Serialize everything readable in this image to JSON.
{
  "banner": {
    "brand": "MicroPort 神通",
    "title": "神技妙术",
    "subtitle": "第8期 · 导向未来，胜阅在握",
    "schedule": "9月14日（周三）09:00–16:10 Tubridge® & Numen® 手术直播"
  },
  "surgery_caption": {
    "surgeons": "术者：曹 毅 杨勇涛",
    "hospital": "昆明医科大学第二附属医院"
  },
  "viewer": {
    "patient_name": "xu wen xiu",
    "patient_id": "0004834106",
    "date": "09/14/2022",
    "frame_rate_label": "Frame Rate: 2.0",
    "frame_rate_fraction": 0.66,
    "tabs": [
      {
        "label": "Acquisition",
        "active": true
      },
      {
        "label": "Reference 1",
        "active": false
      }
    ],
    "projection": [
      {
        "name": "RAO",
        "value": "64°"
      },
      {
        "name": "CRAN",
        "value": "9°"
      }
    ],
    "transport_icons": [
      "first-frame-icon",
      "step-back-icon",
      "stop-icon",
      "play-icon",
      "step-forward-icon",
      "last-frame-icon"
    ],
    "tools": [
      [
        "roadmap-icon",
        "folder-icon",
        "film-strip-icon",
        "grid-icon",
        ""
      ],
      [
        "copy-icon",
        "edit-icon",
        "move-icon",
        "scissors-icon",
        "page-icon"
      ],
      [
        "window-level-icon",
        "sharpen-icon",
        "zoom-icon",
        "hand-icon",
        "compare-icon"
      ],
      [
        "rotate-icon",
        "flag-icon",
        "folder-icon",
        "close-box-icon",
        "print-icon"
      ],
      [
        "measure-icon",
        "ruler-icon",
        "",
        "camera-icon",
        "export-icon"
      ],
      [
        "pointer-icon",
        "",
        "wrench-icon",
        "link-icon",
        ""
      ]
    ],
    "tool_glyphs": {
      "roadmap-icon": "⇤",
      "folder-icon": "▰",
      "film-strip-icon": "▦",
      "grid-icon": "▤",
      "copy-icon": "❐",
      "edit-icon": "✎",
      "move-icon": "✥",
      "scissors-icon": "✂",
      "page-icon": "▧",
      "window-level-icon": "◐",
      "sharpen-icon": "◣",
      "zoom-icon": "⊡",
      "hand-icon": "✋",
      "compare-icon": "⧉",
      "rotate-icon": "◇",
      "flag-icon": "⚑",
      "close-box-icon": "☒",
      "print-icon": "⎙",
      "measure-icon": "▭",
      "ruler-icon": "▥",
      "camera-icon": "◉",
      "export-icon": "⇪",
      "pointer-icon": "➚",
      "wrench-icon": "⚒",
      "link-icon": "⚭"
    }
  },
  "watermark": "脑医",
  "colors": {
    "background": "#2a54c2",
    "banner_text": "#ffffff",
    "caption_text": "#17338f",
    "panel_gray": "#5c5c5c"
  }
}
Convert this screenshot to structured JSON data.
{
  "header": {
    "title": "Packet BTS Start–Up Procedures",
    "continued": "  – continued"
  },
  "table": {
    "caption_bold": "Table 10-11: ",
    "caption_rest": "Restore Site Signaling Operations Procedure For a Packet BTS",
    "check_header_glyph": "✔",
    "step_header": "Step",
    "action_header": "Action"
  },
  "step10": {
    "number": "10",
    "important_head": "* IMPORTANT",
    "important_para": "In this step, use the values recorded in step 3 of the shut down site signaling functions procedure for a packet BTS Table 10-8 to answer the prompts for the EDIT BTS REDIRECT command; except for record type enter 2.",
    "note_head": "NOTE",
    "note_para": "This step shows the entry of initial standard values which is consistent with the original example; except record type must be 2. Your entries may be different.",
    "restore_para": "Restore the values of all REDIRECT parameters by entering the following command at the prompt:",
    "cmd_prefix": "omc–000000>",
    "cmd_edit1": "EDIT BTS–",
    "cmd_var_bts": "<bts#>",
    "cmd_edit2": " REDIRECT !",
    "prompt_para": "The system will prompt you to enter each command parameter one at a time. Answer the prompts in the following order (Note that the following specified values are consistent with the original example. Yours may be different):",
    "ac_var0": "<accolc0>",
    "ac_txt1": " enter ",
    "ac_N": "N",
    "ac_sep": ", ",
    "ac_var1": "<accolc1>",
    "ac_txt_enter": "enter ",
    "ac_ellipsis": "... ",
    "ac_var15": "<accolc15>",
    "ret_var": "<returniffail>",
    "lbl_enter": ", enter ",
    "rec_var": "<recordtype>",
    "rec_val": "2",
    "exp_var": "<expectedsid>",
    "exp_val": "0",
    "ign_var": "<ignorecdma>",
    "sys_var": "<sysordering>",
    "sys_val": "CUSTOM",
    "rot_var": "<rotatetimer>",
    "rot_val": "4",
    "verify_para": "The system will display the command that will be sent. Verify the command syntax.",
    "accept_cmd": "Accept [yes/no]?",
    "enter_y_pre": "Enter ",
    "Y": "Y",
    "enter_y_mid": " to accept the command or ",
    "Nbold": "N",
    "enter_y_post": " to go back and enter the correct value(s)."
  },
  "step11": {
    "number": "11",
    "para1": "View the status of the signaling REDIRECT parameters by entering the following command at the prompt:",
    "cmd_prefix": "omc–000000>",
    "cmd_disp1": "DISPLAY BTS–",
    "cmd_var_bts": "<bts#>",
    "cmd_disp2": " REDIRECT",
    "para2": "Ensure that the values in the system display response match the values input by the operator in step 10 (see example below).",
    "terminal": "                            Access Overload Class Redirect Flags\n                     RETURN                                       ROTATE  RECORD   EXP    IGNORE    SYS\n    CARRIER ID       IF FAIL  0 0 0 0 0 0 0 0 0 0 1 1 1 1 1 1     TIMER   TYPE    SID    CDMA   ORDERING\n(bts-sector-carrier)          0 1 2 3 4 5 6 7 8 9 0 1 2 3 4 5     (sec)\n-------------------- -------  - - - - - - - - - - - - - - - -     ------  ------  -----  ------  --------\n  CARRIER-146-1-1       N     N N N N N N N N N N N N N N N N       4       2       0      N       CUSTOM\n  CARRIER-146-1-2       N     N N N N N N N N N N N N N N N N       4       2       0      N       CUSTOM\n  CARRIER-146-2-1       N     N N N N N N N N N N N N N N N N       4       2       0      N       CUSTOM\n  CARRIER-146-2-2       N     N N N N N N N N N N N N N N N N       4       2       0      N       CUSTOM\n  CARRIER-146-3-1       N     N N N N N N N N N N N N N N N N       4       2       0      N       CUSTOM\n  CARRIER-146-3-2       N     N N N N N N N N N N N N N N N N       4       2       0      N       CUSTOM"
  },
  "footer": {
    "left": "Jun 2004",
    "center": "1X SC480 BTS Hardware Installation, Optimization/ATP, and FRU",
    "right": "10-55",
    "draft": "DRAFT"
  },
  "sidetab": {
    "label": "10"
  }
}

===============

### GOAL OF THE EXERCISE
Copy every line in the records above that contains the word "JSON".

### REPLY TO THE TASK
Serialize everything readable in this image to JSON.
Convert this screenshot to structured JSON data.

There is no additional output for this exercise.